Source records:
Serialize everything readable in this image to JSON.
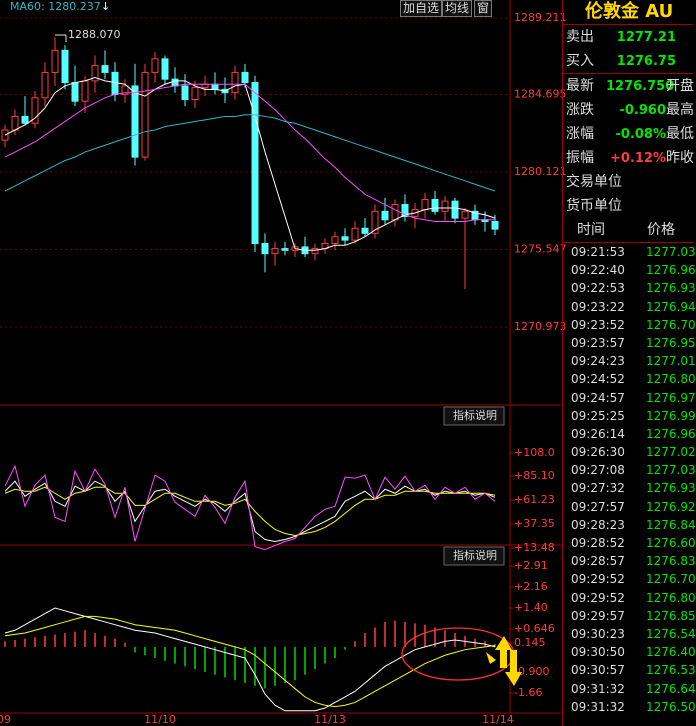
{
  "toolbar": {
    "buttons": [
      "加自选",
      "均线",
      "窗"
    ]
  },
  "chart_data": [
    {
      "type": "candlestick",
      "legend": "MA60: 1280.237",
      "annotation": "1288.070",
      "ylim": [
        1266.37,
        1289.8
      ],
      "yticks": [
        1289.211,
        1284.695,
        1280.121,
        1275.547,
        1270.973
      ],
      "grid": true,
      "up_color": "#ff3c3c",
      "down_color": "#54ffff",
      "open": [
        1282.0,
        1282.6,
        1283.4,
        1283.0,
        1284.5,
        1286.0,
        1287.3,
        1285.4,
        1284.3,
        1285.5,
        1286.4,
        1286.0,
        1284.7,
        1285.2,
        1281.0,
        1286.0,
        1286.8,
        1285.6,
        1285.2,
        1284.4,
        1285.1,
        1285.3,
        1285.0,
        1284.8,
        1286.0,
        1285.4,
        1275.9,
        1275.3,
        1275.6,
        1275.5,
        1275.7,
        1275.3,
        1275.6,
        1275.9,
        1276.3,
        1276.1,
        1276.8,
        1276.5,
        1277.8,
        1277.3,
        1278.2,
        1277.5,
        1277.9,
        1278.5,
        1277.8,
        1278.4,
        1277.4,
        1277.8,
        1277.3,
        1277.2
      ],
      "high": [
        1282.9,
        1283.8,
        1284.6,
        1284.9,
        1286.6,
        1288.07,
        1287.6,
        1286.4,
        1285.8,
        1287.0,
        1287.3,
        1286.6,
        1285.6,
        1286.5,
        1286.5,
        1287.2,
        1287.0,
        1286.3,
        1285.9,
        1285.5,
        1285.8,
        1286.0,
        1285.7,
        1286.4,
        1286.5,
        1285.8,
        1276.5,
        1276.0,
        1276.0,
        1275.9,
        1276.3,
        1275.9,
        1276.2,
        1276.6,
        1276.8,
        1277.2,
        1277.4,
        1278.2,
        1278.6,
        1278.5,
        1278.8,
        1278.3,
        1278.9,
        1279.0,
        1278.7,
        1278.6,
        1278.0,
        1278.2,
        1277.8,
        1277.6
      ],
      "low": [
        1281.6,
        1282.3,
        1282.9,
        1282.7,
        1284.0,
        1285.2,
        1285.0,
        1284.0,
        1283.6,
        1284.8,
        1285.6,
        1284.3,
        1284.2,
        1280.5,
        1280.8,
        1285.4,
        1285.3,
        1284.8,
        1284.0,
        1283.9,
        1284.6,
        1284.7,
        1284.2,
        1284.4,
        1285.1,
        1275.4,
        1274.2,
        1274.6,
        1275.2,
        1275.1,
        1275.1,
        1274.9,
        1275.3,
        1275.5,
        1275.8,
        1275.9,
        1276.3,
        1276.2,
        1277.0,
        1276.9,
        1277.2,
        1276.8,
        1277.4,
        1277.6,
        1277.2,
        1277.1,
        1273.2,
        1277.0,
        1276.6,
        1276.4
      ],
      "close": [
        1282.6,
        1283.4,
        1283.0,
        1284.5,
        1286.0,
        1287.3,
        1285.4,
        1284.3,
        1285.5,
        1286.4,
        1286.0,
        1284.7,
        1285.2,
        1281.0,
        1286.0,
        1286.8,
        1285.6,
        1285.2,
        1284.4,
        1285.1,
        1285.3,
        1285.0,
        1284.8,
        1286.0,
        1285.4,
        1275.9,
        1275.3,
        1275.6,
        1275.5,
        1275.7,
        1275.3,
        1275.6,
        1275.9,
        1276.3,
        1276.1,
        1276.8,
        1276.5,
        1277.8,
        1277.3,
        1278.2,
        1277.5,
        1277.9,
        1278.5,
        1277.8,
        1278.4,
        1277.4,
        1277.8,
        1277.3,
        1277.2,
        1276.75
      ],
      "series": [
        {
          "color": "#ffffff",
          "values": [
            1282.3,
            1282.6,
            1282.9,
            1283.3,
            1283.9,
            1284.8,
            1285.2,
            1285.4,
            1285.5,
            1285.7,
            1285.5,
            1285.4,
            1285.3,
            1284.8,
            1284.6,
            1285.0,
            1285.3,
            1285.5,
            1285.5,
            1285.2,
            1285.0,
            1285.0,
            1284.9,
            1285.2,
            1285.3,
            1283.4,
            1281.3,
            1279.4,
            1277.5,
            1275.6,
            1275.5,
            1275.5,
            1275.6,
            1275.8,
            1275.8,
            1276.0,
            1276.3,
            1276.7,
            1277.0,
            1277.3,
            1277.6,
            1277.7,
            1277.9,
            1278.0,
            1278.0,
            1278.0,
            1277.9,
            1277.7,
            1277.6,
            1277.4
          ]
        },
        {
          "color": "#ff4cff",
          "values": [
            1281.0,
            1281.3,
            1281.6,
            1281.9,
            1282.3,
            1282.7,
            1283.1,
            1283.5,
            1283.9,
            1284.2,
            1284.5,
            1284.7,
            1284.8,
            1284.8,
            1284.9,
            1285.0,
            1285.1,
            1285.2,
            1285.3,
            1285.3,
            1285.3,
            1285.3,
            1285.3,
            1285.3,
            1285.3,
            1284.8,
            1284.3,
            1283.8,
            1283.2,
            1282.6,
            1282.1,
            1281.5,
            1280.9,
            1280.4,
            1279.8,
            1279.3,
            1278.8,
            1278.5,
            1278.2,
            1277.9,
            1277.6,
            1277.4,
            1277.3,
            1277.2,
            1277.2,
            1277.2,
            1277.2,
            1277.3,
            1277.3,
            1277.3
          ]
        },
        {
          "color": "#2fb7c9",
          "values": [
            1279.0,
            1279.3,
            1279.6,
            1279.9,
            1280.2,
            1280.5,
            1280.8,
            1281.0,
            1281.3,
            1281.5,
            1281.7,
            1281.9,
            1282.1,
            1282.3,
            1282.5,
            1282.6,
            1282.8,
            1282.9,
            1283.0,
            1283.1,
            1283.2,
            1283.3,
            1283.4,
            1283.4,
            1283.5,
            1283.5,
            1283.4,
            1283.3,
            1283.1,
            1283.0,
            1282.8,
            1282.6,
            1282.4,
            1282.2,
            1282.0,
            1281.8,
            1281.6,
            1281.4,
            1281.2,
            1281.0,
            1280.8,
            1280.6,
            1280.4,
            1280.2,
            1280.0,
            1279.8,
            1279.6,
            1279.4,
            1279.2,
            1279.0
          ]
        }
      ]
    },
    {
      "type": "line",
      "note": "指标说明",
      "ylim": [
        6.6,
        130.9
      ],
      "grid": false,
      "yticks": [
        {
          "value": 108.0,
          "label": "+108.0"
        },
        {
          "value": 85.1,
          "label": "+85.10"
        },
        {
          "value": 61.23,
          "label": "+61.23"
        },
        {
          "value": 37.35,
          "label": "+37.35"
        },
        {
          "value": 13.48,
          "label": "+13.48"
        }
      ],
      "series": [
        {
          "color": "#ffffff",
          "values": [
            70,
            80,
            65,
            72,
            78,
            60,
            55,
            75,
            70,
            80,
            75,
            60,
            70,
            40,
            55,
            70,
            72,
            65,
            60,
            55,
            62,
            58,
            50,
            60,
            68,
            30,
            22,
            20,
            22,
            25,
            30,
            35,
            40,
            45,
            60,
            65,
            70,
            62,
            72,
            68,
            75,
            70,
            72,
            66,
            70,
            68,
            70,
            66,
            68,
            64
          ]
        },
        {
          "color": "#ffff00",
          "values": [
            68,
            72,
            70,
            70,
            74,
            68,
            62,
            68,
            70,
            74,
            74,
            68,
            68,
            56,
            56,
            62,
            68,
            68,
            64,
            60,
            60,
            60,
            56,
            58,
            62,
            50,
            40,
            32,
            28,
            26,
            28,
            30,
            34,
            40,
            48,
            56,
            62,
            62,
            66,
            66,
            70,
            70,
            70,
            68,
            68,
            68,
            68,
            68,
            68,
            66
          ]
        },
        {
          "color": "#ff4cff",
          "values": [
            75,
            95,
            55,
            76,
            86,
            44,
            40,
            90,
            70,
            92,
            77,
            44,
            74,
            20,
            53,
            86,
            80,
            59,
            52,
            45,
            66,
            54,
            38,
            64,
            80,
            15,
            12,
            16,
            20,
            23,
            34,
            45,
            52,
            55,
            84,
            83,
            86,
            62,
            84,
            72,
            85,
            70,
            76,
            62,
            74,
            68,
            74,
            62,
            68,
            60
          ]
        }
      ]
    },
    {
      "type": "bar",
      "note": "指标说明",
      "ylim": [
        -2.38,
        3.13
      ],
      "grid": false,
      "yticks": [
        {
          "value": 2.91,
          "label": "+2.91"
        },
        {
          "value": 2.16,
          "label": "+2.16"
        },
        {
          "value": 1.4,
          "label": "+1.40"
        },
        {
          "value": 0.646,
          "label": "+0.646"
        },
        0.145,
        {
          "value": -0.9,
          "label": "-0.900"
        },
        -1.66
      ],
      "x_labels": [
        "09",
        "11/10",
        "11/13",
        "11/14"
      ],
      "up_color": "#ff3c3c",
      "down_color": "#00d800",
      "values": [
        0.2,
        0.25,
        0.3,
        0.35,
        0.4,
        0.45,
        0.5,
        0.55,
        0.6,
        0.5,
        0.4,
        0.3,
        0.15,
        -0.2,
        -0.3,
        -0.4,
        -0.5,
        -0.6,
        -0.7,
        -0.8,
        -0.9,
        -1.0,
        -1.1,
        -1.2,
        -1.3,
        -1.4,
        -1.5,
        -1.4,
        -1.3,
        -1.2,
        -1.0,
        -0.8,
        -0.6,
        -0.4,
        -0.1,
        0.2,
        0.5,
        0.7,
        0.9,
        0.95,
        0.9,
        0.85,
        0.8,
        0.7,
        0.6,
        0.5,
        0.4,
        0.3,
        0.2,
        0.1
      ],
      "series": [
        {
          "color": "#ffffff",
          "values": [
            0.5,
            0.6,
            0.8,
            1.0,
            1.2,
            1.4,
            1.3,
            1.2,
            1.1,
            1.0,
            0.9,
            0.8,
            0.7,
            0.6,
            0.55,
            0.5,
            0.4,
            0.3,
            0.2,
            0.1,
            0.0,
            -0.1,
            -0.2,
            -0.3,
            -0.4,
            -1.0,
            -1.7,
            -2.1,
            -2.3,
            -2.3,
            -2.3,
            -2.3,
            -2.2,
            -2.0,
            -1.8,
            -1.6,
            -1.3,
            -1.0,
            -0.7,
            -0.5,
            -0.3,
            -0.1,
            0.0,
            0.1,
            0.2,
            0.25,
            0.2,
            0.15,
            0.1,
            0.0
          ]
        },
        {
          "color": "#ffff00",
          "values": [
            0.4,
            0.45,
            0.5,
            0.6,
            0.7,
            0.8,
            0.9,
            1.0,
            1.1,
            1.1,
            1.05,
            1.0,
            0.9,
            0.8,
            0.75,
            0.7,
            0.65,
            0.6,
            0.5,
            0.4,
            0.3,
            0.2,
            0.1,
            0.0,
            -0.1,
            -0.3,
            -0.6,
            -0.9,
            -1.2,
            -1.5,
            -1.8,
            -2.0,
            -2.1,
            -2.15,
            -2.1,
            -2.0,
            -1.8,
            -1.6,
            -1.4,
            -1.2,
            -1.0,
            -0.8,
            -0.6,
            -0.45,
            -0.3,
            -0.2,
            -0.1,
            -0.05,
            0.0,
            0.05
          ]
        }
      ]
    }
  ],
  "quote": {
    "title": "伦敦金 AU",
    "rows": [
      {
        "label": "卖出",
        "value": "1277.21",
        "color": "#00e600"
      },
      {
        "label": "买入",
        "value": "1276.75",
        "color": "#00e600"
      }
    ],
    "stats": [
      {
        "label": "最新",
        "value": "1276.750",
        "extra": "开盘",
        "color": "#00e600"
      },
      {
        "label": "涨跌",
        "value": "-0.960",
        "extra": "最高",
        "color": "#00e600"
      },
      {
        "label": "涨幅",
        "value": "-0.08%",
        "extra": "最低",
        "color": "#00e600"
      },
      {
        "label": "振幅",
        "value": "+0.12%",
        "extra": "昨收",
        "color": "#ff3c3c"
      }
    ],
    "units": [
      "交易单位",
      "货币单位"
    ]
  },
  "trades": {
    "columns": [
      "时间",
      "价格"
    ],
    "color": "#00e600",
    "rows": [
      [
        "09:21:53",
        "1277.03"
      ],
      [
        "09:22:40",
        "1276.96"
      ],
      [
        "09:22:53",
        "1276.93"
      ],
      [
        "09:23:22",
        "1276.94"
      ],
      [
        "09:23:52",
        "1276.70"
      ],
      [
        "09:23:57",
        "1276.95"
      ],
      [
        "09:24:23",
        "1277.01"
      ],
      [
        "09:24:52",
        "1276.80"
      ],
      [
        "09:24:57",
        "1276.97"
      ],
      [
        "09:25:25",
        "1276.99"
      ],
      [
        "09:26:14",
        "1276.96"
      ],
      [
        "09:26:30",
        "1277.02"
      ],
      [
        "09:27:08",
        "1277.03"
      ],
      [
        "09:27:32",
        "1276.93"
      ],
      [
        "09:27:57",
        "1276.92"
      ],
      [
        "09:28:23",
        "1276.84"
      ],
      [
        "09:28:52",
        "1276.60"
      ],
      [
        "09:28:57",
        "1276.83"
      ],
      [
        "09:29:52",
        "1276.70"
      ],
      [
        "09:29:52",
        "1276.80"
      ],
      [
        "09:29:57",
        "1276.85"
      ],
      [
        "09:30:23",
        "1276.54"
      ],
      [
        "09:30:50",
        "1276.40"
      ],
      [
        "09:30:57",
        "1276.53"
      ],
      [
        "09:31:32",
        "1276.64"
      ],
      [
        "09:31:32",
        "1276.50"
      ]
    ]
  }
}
---
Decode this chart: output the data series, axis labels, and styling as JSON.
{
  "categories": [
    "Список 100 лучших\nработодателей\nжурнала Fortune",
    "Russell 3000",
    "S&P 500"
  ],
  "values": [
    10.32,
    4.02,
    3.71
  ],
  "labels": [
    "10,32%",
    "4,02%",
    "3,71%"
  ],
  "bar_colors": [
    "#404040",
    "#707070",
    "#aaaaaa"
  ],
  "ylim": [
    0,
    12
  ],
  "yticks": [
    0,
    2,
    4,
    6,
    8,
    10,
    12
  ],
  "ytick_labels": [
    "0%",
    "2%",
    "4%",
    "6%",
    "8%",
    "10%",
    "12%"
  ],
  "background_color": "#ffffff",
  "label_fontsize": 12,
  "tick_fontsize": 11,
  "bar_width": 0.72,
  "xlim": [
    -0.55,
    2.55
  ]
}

WHAT IS REQUIRED:
What is the number of lines that hold the string "this"? Give it alone.

WORKED ANSWER:
2